→ **Do this**
Which lines contain the string "的外加剂以"? Please list every one of them.

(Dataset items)
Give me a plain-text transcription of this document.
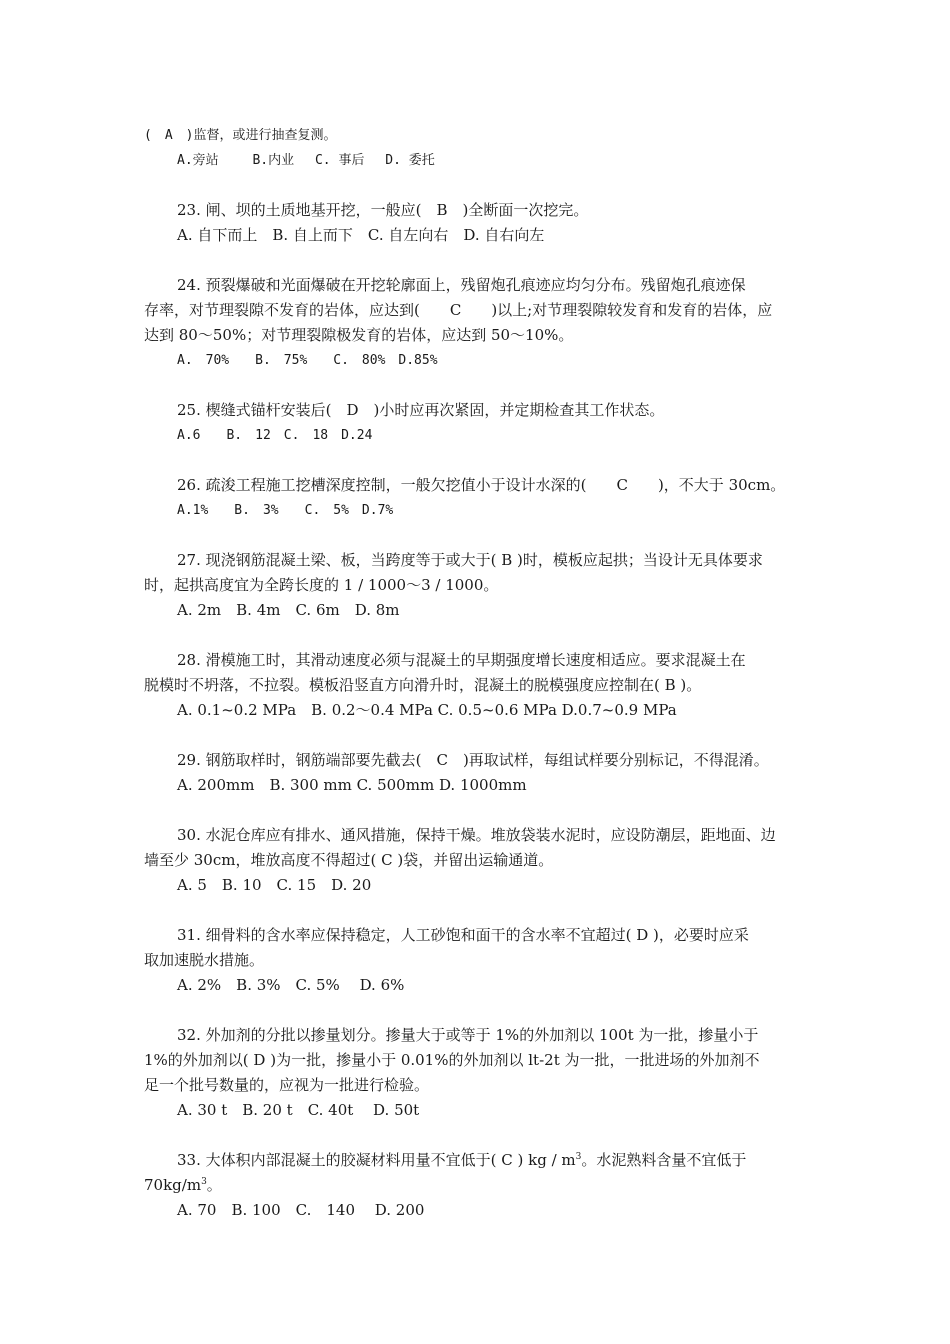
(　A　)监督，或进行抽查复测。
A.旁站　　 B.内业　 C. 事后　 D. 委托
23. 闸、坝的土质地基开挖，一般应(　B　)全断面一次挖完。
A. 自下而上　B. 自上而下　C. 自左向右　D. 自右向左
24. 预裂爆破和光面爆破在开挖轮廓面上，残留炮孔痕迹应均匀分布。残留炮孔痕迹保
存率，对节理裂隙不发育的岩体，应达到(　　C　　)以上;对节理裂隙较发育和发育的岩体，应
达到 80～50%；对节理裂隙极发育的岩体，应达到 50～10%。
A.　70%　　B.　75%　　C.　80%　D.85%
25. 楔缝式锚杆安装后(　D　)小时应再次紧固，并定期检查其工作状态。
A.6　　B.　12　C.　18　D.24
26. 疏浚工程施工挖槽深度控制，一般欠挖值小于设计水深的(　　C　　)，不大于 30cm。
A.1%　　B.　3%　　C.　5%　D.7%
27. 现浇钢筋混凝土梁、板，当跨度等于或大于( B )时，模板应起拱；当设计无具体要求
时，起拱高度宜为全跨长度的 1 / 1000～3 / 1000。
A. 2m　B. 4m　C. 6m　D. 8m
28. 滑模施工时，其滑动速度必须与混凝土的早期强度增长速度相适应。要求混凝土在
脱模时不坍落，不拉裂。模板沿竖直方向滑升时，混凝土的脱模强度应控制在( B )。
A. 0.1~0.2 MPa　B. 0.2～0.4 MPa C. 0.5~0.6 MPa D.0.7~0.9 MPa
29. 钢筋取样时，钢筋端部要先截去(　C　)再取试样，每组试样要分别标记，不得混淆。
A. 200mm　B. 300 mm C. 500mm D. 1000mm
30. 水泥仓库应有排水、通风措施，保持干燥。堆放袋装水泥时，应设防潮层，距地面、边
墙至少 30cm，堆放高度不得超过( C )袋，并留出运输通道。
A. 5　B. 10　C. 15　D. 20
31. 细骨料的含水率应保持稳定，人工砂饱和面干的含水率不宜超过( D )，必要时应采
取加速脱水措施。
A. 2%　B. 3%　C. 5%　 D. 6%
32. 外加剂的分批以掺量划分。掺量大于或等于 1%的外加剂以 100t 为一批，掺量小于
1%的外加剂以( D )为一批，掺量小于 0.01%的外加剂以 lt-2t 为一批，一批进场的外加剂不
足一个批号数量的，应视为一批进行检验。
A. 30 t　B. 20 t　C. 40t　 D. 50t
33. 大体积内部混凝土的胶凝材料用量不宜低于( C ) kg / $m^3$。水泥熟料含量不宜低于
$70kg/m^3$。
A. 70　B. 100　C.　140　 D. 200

---

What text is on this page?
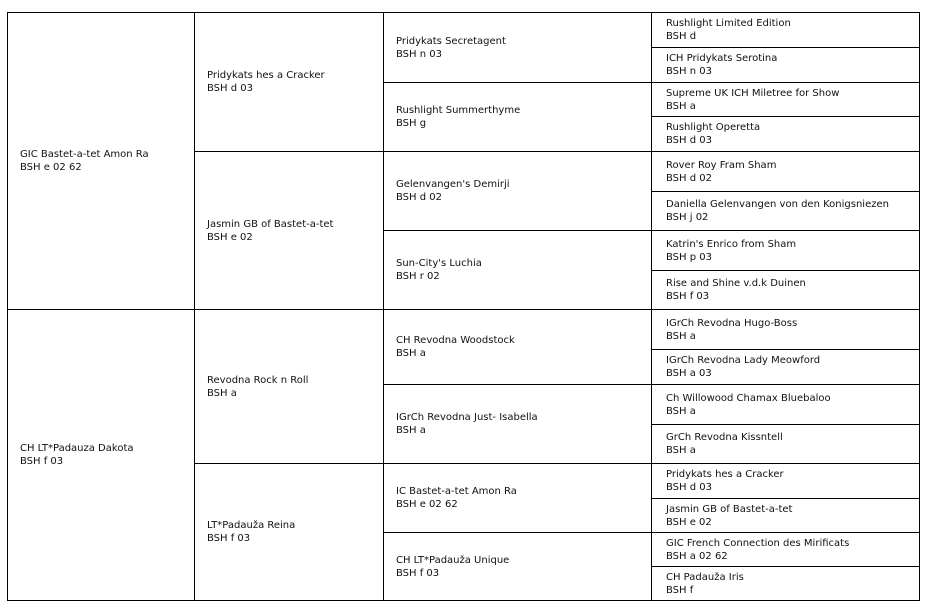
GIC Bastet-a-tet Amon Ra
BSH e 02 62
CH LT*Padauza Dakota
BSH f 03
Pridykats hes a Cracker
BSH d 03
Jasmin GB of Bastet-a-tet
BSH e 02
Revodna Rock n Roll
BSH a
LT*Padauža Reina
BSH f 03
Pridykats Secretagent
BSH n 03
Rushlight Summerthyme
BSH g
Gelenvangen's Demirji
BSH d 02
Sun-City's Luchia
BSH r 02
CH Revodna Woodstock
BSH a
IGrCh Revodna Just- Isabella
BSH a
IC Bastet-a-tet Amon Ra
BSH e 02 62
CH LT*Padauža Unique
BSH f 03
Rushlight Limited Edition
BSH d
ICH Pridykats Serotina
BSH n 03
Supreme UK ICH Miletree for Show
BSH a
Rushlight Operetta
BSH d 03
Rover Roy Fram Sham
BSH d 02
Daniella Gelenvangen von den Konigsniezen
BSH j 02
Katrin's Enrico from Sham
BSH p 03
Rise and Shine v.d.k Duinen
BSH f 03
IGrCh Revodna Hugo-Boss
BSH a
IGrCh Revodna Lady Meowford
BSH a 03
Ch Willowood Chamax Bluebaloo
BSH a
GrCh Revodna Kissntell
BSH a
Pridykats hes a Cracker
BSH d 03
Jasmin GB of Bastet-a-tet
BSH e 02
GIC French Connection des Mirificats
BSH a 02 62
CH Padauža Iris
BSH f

→ **Answer to this exercise**
32. 外加剂的分批以掺量划分。掺量大于或等于 1%的外加剂以 100t 为一批，掺量小于
1%的外加剂以( D )为一批，掺量小于 0.01%的外加剂以 lt-2t 为一批，一批进场的外加剂不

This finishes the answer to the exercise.